**REQUIRED ACTIONS:**
• A. List the name of every person who posts in the comment thread about chive blossoms and cooking, giving each name once.
• B. Write the next part of the comment thread about chive blossoms and home cooking, picking up after its final comment.

**TEXT TO READ:**
▼

Comment by The Flying Atheist on May 20, 2017 at 12:28pm

I've never eaten chive blossoms.  At my childhood home my mother always had a big chive plant in the garden but we used the green parts only.  During the summer months we practically never ate a salad without the addition of chives.  

Comment by Idaho Spud on May 20, 2017 at 11:31am

I don't use that notation, but my guess is that 3-4' is 3 to 4 minutes cooking time.

Comment by Plinius on May 20, 2017 at 7:52am

Looks good, Randall! But help the foreigners a bit: how much is (3-4') or (2-3')? 

Comment by Randall Smith on May 20, 2017 at 7:22am

Just passing on my recipe for chive blossoms--they're blooming now. I'll use my cast iron skillet to cook asparagus with sesame seeds (3-4'), toss in chive blossoms (2-3'), and add soy sauce. With quinoa (or rice), it's delicious. Cooking time depends on how crunchy you like asparagus. I had a sweet potato on the side, plus a green salad and fruit (fresh strawberries from my garden!).   Except for the soy sauce and quinoa, everything came directly from the garden.

Comment by Daniel W on May 14, 2017 at 7:46pm

I think, like the country, Korean food is between North Chinese and Japanese food.  There's a lot of tart and spicy.  Another restaurant in Portland serves stone bowls of Korean stews that are so hot, they give you an egg to break into the stew.  It cooks quickly, leaving strands and chunks of freshly cooked egg in the stew.  Physically hot and spicy hot.   And I love kimchee. 

Comment by The Flying Atheist on May 14, 2017 at 6:09pm

All your food looks great, Daniel.  Tasty eating!

▲

**PROVIDED DATA:**
▼

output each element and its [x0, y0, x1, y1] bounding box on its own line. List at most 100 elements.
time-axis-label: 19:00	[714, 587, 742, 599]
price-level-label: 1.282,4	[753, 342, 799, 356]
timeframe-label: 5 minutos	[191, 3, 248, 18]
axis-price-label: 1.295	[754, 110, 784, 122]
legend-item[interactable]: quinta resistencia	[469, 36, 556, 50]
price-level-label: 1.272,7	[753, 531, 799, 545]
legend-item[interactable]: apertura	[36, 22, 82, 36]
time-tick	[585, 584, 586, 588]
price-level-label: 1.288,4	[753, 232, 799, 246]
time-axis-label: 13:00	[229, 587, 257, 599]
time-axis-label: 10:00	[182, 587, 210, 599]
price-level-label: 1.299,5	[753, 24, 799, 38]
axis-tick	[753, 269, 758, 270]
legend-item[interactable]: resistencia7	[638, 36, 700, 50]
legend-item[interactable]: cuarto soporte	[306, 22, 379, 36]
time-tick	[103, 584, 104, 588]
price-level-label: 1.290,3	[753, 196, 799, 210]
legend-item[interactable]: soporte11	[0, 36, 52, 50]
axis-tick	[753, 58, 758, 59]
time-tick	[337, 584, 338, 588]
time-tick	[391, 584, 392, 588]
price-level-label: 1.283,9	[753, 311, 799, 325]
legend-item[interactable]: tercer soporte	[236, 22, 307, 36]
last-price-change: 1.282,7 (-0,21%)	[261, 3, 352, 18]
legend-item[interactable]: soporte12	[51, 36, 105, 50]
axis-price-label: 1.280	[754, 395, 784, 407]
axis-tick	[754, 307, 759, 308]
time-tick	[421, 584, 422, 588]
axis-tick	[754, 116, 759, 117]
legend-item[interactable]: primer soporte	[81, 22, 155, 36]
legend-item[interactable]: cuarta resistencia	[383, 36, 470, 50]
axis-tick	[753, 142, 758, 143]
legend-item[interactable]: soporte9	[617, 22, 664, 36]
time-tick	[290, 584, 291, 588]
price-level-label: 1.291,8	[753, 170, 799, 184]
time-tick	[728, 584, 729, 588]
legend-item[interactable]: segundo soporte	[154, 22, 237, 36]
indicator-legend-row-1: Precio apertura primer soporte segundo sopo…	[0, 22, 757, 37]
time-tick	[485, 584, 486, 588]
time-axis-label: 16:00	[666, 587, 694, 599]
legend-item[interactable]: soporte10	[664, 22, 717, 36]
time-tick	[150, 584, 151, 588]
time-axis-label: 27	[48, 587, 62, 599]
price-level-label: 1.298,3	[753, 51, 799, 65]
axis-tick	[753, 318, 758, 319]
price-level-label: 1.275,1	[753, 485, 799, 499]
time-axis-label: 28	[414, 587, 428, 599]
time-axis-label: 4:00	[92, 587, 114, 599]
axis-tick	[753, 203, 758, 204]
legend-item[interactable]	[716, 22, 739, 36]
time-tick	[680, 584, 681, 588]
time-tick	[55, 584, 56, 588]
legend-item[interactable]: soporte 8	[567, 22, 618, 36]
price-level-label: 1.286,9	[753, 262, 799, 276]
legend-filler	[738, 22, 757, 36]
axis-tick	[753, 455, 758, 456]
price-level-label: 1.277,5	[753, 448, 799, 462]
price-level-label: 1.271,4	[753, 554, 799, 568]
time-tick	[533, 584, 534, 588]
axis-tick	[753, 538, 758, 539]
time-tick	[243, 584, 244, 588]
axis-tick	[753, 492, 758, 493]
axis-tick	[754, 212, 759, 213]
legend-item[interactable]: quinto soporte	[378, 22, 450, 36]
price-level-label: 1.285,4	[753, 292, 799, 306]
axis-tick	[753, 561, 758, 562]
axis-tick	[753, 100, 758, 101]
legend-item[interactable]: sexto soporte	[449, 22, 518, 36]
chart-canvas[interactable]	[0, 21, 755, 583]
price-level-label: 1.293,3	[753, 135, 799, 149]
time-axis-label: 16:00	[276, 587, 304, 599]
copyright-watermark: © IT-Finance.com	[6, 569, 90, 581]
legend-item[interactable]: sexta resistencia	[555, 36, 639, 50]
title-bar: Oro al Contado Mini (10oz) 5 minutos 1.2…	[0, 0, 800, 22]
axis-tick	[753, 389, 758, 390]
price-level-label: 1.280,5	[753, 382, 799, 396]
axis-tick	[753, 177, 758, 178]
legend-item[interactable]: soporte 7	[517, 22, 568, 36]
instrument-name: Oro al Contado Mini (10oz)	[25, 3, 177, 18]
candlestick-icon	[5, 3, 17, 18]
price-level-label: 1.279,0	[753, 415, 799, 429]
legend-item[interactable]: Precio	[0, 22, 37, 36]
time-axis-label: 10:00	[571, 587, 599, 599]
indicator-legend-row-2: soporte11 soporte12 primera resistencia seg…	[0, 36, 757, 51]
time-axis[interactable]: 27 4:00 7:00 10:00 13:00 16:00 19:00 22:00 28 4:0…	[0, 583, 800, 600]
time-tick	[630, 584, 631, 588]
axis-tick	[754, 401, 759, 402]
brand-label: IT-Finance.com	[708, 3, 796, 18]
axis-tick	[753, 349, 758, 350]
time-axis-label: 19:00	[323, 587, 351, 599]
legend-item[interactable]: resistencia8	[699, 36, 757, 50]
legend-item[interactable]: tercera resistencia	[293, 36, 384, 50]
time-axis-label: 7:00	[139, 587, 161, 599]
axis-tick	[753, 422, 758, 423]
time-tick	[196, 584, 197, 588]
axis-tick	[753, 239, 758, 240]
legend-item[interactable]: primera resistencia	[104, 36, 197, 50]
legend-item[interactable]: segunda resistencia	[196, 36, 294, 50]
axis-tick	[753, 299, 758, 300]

▲

**THE RESPONSES:**
• A. The Flying Atheist, Idaho Spud, Plinius, Randall Smith, Daniel W

• B.
I don't believe I've had Korean food either.  Yes, to Thai, Japanese, Vietnamese, and Chinese, though.  I'll have to continue my culinary journey to some new spots.   

Comment by Randall Smith on May 14, 2017 at 6:53am

Don't know if I've ever had Korean food. Looks worth a try.

Comment by Lilac on May 13, 2017 at 10:55pm

All of that looks so delicious!

Comment by Daniel W on May 13, 2017 at 10:47pm

Tonight we went to a Korean noodle house.  Oh wow, those were good.  The kitchen is in view of the dining area, tiny place.  You can watch the cook stretch the noodle dough by hand, pulling into long noodles, slapping it on the board, folding, and pulling again.  The noodles come out chewey, stretchy, and the sauce binds to them so tasty.

Today's bread loaf was sourdough with onions and sundried tomatoes.  I sauteed the onions in olive oil before incorporating into the bread dough.  The tomatoes were Romas that I sliced thin and dehydrated last summer.    This was the first try for onion bread, I thought it was one of the better loafs so far.